Task requirements: All entries must be extracted exactly, with nothing added or dropped.

Saved data entries:
□ □ □ □

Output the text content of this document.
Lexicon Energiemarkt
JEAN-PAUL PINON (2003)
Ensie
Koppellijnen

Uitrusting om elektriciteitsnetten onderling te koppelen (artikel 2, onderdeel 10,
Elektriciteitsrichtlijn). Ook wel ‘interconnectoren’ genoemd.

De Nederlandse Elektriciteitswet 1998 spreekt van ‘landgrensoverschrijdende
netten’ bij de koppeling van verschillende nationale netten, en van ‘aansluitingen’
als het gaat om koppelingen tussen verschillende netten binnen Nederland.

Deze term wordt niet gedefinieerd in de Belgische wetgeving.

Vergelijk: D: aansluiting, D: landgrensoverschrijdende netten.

□ □ □ □

The completed task:
Output the text content of this document.
Lexicon Energiemarkt
JEAN-PAUL PINON (2003)
Ensie
Koppellijnen

Uitrusting om elektriciteitsnetten onderling te koppelen (artikel 2, onderdeel 10,
Elektriciteitsrichtlijn). Ook wel ‘interconnectoren’ genoemd.

De Nederlandse Elektriciteitswet 1998 spreekt van ‘landgrensoverschrijdende
netten’ bij de koppeling van verschillende nationale netten, en van ‘aansluitingen’
als het gaat om koppelingen tussen verschillende netten binnen Nederland.

Deze term wordt niet gedefinieerd in de Belgische wetgeving.

Vergelijk: D: aansluiting, D: landgrensoverschrijdende netten.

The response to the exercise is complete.